**DIRECTIVES**
• a. Decide whether each statement agrees with the Devonvale Hall description below, answering yes or no and quoting the deciding words: (i) the hall has two storeys; (ii) the west elevation has nine bays; (iii) the roof tiles are red.
• b. According to the Devonvale Hall description below, how many doors open from the central entrance on the west elevation, and what are they made of?

**PASSAGE GIVEN**
+ + +
Arthur Bracewell, 1938-1940. 2-storey, T-plan, Art Deco hall. Coursed cream coloured concrete blockwork, partial brick facing, partial render to front; render to sides and rear; chamfered concrete margins; vertical coursed concrete banded bays to upper stair towers; concrete cills; red roof tiles. Cantilevered concrete bowed canopy with stepped parapet to advanced single storey entrance block; central plaque with applied decorative butterflies, stylised raised lettering and date: 'DEVONVALE / 19 HALL 38'. Concrete eaves course and moulded cornice to entrance block.

W (PRINCIPAL) ELEVATION: symmetrical, 7 bays (arranged 3-1-3). Central recessed entrance, bow-fronted steps rising to 3 double figured-timber and glazed doors, flanking horizontal brick banding, bronze plaque commemorating foundation stone to right, bowed metal and glass canopy with stepped parapet above. Advanced single storey, 3-bay sections (former cloakrooms) flanking entrance. Upper storey set back, wide central wall-head with horizontal banding and central plaque, flanked by slightly advanced piended single bay stair towers.

S ELEVATION: 7 bays. Double-height hall with small window (to stair) to left and 3 large windows to centre (that to middle margin-paned with circular motif to upper section) set behind single storey brick and concrete entrance block to far left; lower single storey 4- bay section further advanced to centre with plain metal railings to balcony above. Later access ramp to right. Advanced single storey lavatory block to far right. E (REAR) ELEVATION: central stair tower and chimney stack, narrow horizontal windows directly below wallhead.
+ + +
**SUPPLIED MATERIAL**
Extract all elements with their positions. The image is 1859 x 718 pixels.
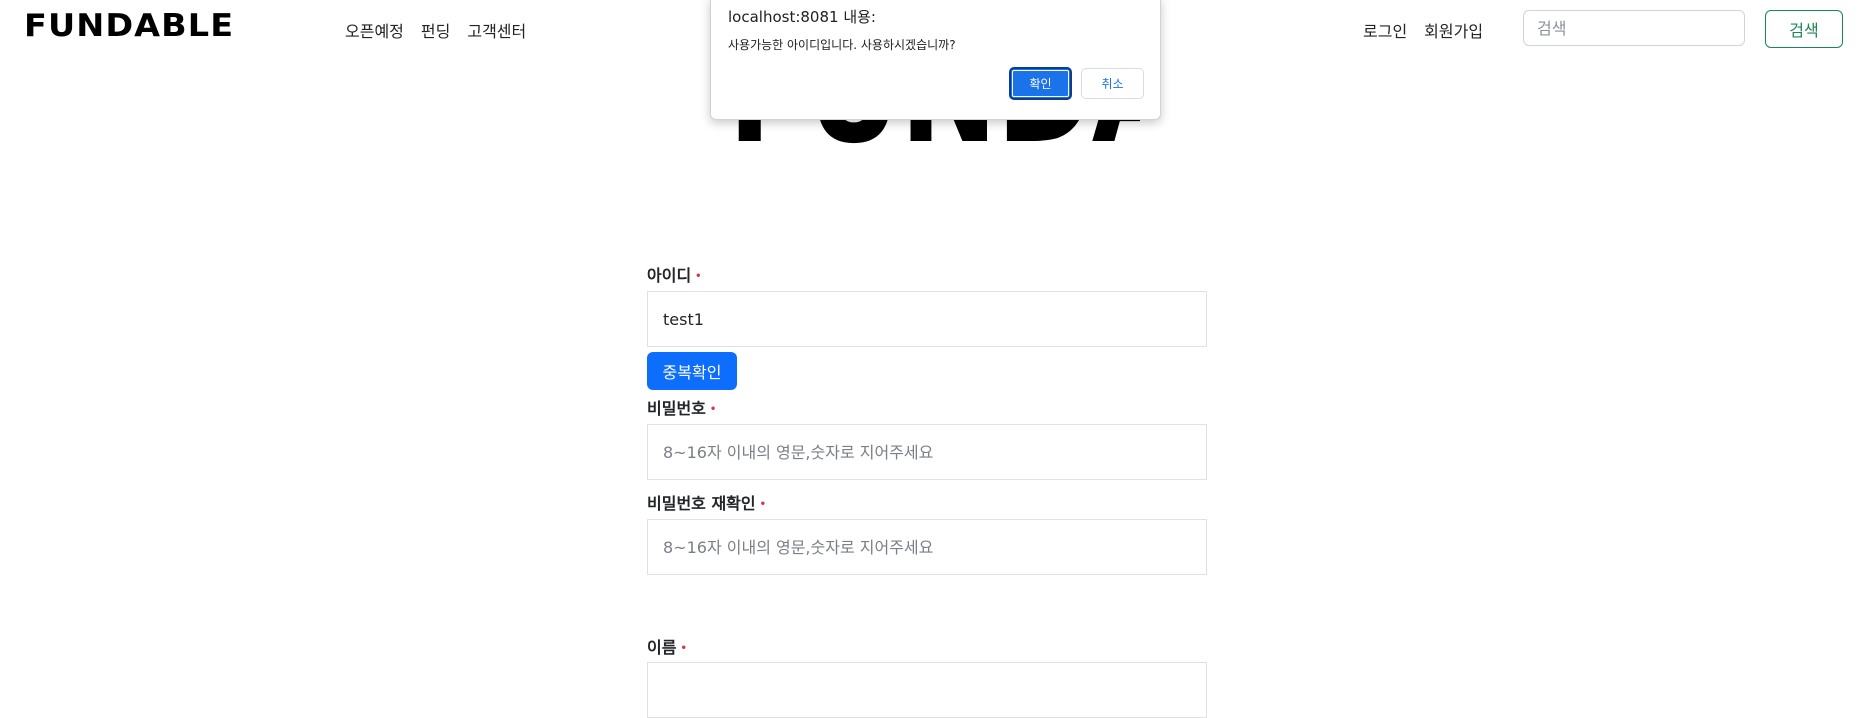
+ + +
**SOLUTIONS TO THE EXERCISE**
• a.
(i) Yes: "2-storey"
(ii) No: "symmetrical, 7 bays (arranged 3-1-3)"
(iii) Yes: "red roof tiles"

• b. Three double doors of figured timber and glass.